## Problem to work on
Reproduce every line of the listing below verbatim, changing nothing.

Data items
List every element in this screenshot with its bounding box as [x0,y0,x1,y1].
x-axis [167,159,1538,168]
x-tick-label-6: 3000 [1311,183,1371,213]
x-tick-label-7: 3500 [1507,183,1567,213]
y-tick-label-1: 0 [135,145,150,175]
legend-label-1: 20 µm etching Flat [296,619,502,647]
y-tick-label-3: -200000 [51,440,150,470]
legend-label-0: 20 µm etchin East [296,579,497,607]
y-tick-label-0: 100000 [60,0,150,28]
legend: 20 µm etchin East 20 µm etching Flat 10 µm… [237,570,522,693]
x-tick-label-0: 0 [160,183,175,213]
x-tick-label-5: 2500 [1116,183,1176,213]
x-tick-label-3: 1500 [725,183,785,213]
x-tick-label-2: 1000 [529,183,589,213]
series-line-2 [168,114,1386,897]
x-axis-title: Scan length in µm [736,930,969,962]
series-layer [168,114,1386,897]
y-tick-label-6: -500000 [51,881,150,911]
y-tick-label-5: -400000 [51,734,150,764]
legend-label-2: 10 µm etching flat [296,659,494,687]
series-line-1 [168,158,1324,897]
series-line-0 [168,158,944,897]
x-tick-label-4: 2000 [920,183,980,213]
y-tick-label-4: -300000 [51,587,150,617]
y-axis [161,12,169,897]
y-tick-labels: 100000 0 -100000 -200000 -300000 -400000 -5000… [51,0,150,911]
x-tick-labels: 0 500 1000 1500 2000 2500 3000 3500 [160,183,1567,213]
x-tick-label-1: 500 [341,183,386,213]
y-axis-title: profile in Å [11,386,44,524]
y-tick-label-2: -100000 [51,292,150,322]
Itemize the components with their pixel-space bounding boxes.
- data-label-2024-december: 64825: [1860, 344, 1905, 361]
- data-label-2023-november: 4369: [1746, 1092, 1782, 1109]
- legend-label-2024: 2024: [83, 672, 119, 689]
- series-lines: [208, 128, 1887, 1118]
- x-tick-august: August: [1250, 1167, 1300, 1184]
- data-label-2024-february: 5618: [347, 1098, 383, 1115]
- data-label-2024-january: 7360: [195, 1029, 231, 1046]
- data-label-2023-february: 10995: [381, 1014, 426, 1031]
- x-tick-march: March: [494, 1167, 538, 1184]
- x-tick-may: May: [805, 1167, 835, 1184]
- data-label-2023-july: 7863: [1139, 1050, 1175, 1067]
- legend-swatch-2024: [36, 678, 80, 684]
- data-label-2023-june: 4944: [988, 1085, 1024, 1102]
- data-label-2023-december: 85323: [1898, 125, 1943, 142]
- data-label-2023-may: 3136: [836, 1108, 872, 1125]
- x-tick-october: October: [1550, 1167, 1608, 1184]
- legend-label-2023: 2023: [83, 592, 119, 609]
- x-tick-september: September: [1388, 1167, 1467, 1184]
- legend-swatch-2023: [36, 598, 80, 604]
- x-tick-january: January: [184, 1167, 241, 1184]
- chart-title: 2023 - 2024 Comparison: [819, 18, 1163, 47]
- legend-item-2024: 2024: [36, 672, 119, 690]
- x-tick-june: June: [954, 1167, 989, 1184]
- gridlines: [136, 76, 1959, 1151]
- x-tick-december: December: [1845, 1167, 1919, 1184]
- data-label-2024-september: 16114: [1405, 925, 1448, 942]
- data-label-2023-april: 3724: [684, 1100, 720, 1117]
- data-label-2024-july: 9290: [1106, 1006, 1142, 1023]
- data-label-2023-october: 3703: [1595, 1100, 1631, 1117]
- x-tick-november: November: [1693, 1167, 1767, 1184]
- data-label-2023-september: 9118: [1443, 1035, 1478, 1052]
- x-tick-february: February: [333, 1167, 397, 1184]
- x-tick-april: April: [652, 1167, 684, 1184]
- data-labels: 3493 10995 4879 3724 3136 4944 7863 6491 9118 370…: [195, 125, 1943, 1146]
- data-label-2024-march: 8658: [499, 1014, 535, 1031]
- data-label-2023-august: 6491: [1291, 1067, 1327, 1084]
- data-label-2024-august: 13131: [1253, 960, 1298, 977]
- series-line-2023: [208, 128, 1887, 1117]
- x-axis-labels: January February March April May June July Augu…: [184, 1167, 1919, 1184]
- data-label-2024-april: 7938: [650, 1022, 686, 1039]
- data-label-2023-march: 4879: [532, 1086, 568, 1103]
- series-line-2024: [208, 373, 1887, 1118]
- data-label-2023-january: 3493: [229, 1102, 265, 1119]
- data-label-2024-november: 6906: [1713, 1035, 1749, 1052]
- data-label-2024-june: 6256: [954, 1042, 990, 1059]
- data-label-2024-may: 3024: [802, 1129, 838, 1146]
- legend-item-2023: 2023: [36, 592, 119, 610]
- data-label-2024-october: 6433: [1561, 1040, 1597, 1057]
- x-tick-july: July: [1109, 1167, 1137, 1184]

## The solution
List every element in this screenshot with its bounding box as [x0,y0,x1,y1].
x-axis [167,159,1538,168]
x-tick-label-6: 3000 [1311,183,1371,213]
x-tick-label-7: 3500 [1507,183,1567,213]
y-tick-label-1: 0 [135,145,150,175]
legend-label-1: 20 µm etching Flat [296,619,502,647]
y-tick-label-3: -200000 [51,440,150,470]
legend-label-0: 20 µm etchin East [296,579,497,607]
y-tick-label-0: 100000 [60,0,150,28]
legend: 20 µm etchin East 20 µm etching Flat 10 µm… [237,570,522,693]
x-tick-label-0: 0 [160,183,175,213]
x-tick-label-5: 2500 [1116,183,1176,213]
x-tick-label-3: 1500 [725,183,785,213]
x-tick-label-2: 1000 [529,183,589,213]
series-line-2 [168,114,1386,897]
x-axis-title: Scan length in µm [736,930,969,962]
series-layer [168,114,1386,897]
y-tick-label-6: -500000 [51,881,150,911]
y-tick-label-5: -400000 [51,734,150,764]
legend-label-2: 10 µm etching flat [296,659,494,687]
series-line-1 [168,158,1324,897]
series-line-0 [168,158,944,897]
x-tick-label-4: 2000 [920,183,980,213]
y-tick-label-4: -300000 [51,587,150,617]
y-axis [161,12,169,897]
y-tick-labels: 100000 0 -100000 -200000 -300000 -400000 -5000… [51,0,150,911]
x-tick-labels: 0 500 1000 1500 2000 2500 3000 3500 [160,183,1567,213]
x-tick-label-1: 500 [341,183,386,213]
y-axis-title: profile in Å [11,386,44,524]
y-tick-label-2: -100000 [51,292,150,322]
Itemize the components with their pixel-space bounding boxes.
- data-label-2024-december: 64825: [1860, 344, 1905, 361]
- data-label-2023-november: 4369: [1746, 1092, 1782, 1109]
- legend-label-2024: 2024: [83, 672, 119, 689]
- series-lines: [208, 128, 1887, 1118]
- x-tick-august: August: [1250, 1167, 1300, 1184]
- data-label-2024-february: 5618: [347, 1098, 383, 1115]
- data-label-2024-january: 7360: [195, 1029, 231, 1046]
- data-label-2023-february: 10995: [381, 1014, 426, 1031]
- x-tick-march: March: [494, 1167, 538, 1184]
- x-tick-may: May: [805, 1167, 835, 1184]
- data-label-2023-july: 7863: [1139, 1050, 1175, 1067]
- legend-swatch-2024: [36, 678, 80, 684]
- data-label-2023-june: 4944: [988, 1085, 1024, 1102]
- data-label-2023-december: 85323: [1898, 125, 1943, 142]
- data-label-2023-may: 3136: [836, 1108, 872, 1125]
- x-tick-october: October: [1550, 1167, 1608, 1184]
- legend-label-2023: 2023: [83, 592, 119, 609]
- x-tick-september: September: [1388, 1167, 1467, 1184]
- legend-swatch-2023: [36, 598, 80, 604]
- x-tick-january: January: [184, 1167, 241, 1184]
- chart-title: 2023 - 2024 Comparison: [819, 18, 1163, 47]
- legend-item-2024: 2024: [36, 672, 119, 690]
- x-tick-june: June: [954, 1167, 989, 1184]
- gridlines: [136, 76, 1959, 1151]
- x-tick-december: December: [1845, 1167, 1919, 1184]
- data-label-2024-september: 16114: [1405, 925, 1448, 942]
- data-label-2023-april: 3724: [684, 1100, 720, 1117]
- data-label-2024-july: 9290: [1106, 1006, 1142, 1023]
- data-label-2023-october: 3703: [1595, 1100, 1631, 1117]
- x-tick-november: November: [1693, 1167, 1767, 1184]
- data-label-2023-september: 9118: [1443, 1035, 1478, 1052]
- x-tick-february: February: [333, 1167, 397, 1184]
- x-tick-april: April: [652, 1167, 684, 1184]
- data-labels: 3493 10995 4879 3724 3136 4944 7863 6491 9118 370…: [195, 125, 1943, 1146]
- data-label-2024-march: 8658: [499, 1014, 535, 1031]
- data-label-2023-august: 6491: [1291, 1067, 1327, 1084]
- data-label-2024-august: 13131: [1253, 960, 1298, 977]
- series-line-2023: [208, 128, 1887, 1117]
- x-axis-labels: January February March April May June July Augu…: [184, 1167, 1919, 1184]
- data-label-2024-april: 7938: [650, 1022, 686, 1039]
- data-label-2023-march: 4879: [532, 1086, 568, 1103]
- series-line-2024: [208, 373, 1887, 1118]
- data-label-2023-january: 3493: [229, 1102, 265, 1119]
- data-label-2024-november: 6906: [1713, 1035, 1749, 1052]
- data-label-2024-june: 6256: [954, 1042, 990, 1059]
- data-label-2024-may: 3024: [802, 1129, 838, 1146]
- legend-item-2023: 2023: [36, 592, 119, 610]
- data-label-2024-october: 6433: [1561, 1040, 1597, 1057]
- x-tick-july: July: [1109, 1167, 1137, 1184]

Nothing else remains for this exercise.